_The request_.
Rewrite everything from the line containing "What elements are" down to the line containing "- file-label: 07-breakpoints....: [254, 247, 387, 266]", swapping each "html-file-icon" for "page-icon" and keeping the rest unchanged. Leave the pictures out of your answer.

_Data provided_.
start
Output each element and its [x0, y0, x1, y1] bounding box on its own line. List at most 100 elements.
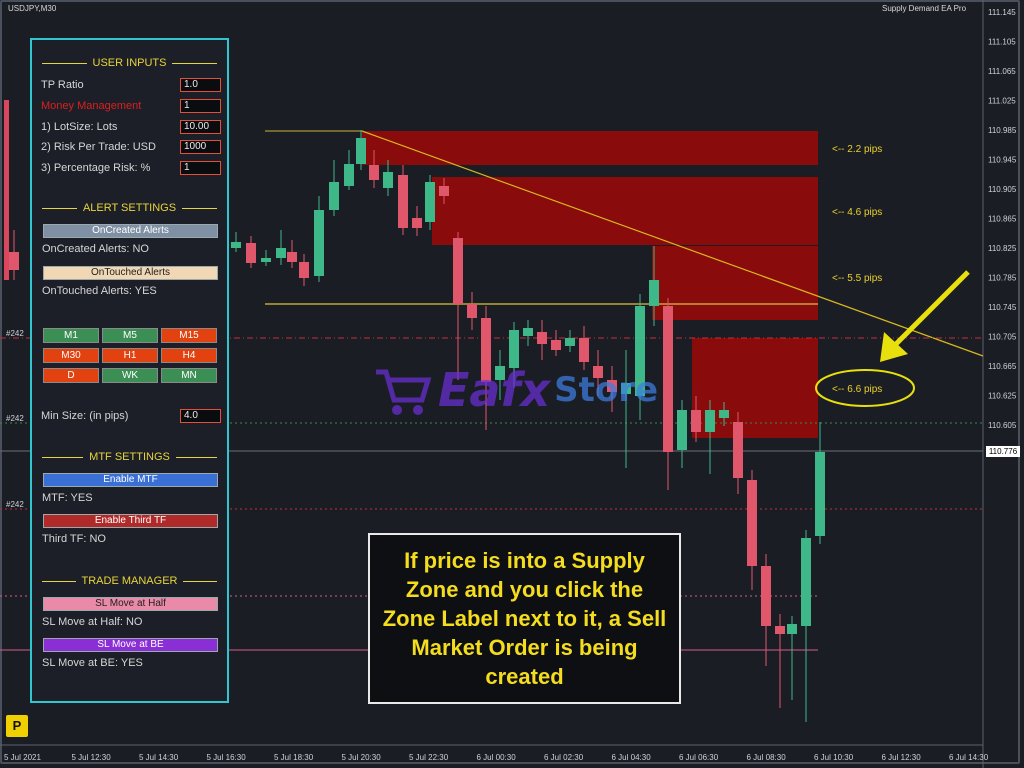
end
start
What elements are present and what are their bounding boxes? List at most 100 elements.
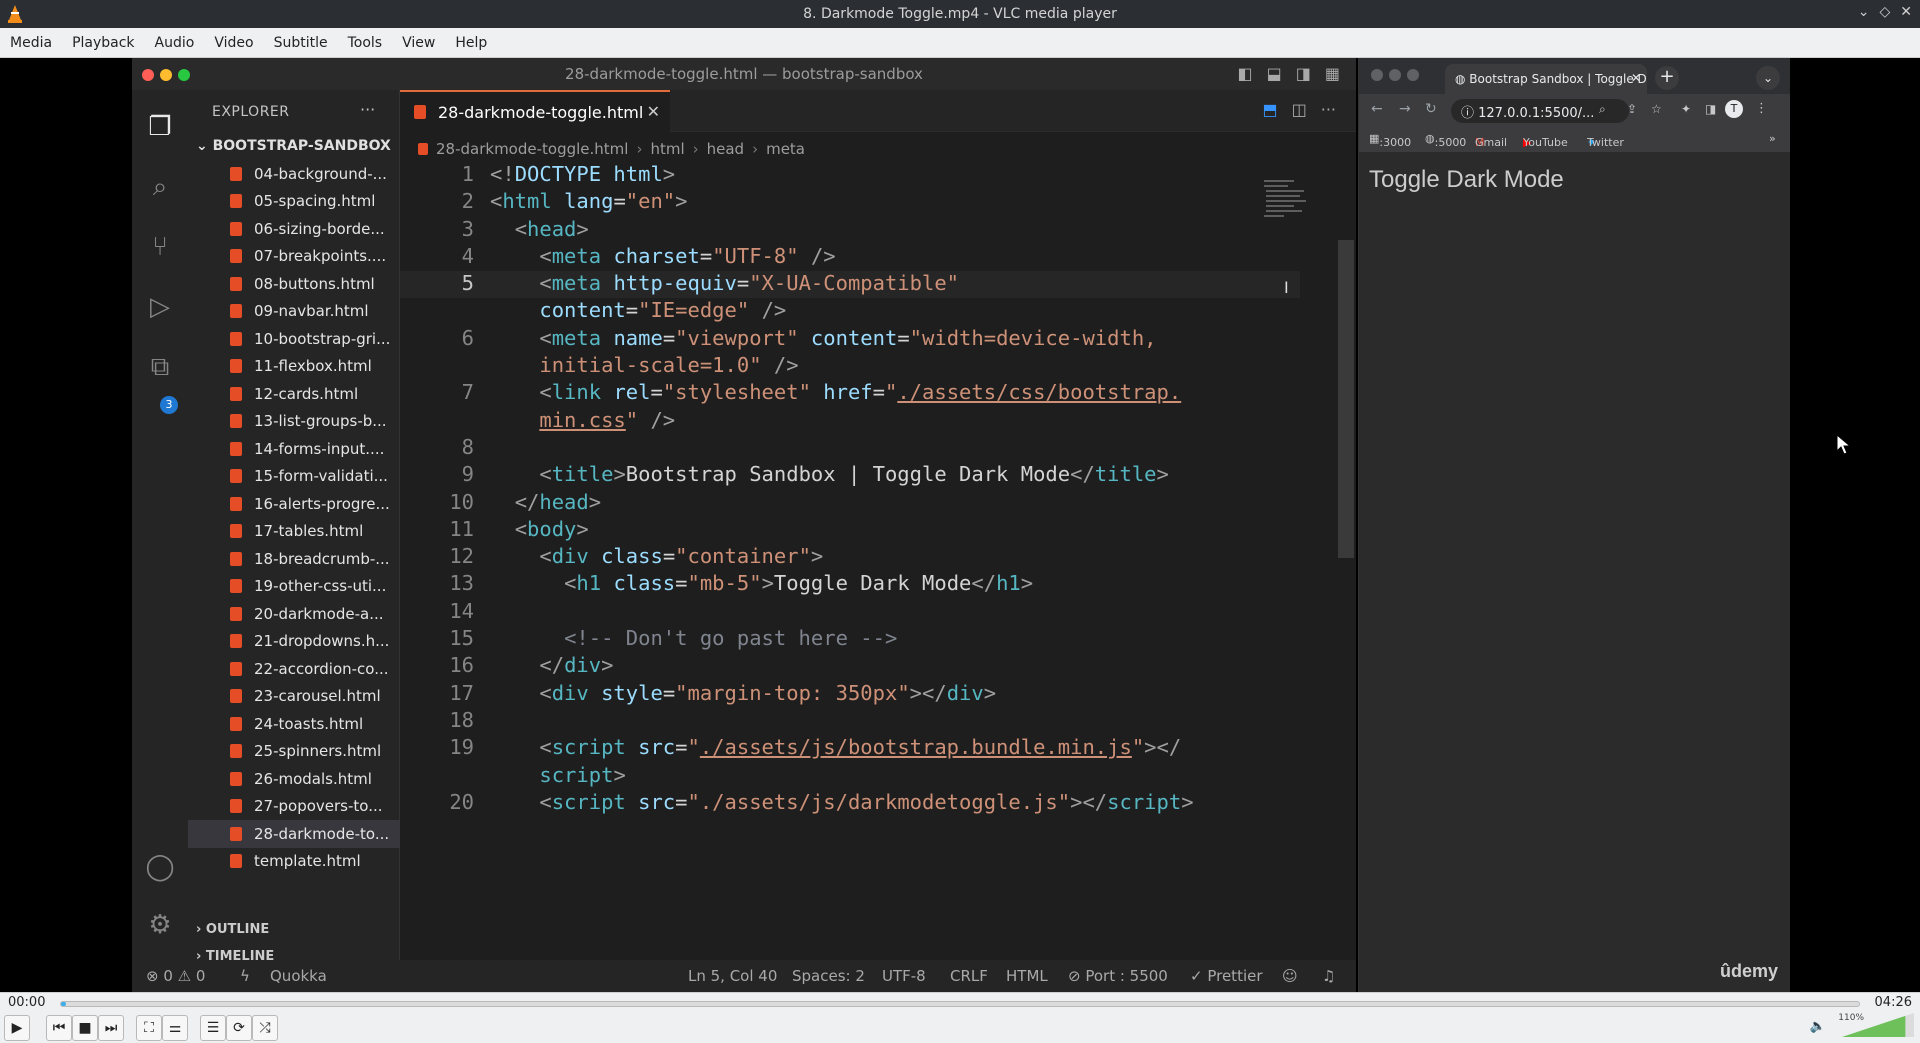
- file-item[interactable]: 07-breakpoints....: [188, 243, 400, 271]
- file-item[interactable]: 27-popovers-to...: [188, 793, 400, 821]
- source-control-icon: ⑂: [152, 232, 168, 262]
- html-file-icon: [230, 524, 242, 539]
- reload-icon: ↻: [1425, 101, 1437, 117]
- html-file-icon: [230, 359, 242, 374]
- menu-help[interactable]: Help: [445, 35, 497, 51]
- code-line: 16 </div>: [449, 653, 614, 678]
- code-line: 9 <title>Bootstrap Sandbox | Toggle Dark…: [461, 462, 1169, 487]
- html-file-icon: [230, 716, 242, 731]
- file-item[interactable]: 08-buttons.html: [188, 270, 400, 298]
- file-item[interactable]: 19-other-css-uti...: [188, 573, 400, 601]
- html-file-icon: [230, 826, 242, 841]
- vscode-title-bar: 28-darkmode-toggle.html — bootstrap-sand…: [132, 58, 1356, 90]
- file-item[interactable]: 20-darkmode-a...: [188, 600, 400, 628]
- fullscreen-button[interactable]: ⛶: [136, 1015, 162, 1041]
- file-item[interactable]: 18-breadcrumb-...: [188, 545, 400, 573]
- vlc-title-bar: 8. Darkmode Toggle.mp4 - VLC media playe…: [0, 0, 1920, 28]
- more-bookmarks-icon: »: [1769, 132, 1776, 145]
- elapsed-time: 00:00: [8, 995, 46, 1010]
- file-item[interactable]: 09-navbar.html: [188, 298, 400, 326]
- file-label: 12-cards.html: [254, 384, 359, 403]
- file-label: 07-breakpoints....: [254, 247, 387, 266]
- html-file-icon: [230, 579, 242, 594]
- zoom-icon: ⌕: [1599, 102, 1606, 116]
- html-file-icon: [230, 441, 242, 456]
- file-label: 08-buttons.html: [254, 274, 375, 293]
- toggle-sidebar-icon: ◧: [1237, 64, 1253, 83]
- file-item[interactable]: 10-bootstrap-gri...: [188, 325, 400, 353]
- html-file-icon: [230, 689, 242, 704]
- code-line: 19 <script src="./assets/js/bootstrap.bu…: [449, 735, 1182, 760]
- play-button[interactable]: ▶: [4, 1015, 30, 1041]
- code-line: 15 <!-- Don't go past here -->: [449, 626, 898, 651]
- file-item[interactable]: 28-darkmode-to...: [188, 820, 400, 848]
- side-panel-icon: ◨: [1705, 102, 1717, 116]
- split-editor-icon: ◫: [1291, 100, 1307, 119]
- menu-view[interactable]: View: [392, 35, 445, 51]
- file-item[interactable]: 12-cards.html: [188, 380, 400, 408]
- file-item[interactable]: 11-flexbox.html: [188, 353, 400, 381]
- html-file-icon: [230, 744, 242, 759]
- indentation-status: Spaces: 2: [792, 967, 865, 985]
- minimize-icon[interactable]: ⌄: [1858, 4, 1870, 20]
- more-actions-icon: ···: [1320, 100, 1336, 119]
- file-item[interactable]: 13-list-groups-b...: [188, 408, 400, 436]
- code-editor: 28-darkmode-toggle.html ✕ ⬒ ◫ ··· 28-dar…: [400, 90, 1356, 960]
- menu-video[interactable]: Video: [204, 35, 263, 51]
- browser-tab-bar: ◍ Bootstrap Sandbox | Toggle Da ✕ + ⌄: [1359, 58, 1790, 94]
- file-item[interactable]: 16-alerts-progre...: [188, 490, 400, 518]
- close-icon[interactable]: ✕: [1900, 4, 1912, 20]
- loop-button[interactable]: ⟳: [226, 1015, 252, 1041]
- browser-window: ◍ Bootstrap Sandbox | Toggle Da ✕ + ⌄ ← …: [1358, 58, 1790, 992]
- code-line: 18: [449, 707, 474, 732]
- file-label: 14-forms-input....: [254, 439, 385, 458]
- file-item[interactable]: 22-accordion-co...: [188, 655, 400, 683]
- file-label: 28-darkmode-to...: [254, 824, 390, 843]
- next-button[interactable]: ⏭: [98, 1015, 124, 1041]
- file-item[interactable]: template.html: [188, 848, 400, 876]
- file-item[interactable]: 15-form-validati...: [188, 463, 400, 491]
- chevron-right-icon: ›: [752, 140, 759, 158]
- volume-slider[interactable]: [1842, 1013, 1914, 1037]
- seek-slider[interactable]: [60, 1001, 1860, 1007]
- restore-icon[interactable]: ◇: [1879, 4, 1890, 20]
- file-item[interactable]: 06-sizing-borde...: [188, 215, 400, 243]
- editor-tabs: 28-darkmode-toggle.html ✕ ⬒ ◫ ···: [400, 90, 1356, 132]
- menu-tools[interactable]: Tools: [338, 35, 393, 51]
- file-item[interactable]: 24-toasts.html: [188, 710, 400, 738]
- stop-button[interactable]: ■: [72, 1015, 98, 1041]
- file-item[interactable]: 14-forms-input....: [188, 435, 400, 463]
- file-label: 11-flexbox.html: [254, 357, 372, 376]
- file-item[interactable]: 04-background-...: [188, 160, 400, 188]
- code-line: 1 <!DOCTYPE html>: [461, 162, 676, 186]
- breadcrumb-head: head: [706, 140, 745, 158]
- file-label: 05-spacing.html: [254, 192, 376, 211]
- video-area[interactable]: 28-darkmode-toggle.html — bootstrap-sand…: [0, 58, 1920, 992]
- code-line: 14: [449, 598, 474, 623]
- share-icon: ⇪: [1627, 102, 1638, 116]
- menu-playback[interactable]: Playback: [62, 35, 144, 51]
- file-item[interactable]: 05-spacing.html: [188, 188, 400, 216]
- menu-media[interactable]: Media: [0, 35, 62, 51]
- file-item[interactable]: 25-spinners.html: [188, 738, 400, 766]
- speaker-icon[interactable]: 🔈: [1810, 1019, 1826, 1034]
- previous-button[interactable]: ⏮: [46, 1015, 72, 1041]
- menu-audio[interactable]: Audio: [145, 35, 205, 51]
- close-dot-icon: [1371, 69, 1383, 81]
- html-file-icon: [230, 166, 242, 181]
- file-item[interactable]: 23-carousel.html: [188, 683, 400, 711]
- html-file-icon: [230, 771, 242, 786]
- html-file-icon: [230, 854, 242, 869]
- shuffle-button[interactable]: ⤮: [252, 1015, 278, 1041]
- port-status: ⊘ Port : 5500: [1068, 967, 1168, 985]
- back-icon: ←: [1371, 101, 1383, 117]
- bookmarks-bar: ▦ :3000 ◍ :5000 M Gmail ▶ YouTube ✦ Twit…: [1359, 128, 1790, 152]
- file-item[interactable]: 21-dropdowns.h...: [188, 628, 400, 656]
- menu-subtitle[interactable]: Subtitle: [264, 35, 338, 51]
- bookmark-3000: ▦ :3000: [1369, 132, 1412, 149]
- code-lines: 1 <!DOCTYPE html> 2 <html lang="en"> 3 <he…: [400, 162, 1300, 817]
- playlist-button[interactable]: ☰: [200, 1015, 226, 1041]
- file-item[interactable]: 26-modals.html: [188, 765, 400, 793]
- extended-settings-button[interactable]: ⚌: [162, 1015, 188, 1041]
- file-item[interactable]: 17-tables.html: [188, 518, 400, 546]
end
_Solution_.
What elements are present and what are their bounding boxes? List at most 100 elements.
- file-item[interactable]: 07-breakpoints....: [188, 243, 400, 271]
- file-item[interactable]: 27-popovers-to...: [188, 793, 400, 821]
- source-control-icon: ⑂: [152, 232, 168, 262]
- page-icon: [230, 524, 242, 539]
- reload-icon: ↻: [1425, 101, 1437, 117]
- page-icon: [230, 359, 242, 374]
- menu-help[interactable]: Help: [445, 35, 497, 51]
- code-line: 16 </div>: [449, 653, 614, 678]
- code-line: 9 <title>Bootstrap Sandbox | Toggle Dark…: [461, 462, 1169, 487]
- page-icon: [230, 716, 242, 731]
- file-item[interactable]: 08-buttons.html: [188, 270, 400, 298]
- file-item[interactable]: 19-other-css-uti...: [188, 573, 400, 601]
- page-icon: [230, 826, 242, 841]
- vscode-title-bar: 28-darkmode-toggle.html — bootstrap-sand…: [132, 58, 1356, 90]
- file-item[interactable]: 20-darkmode-a...: [188, 600, 400, 628]
- fullscreen-button[interactable]: ⛶: [136, 1015, 162, 1041]
- file-item[interactable]: 18-breadcrumb-...: [188, 545, 400, 573]
- vlc-title-bar: 8. Darkmode Toggle.mp4 - VLC media playe…: [0, 0, 1920, 28]
- more-bookmarks-icon: »: [1769, 132, 1776, 145]
- elapsed-time: 00:00: [8, 995, 46, 1010]
- file-item[interactable]: 09-navbar.html: [188, 298, 400, 326]
- file-label: 12-cards.html: [254, 384, 359, 403]
- file-label: 07-breakpoints....: [254, 247, 387, 266]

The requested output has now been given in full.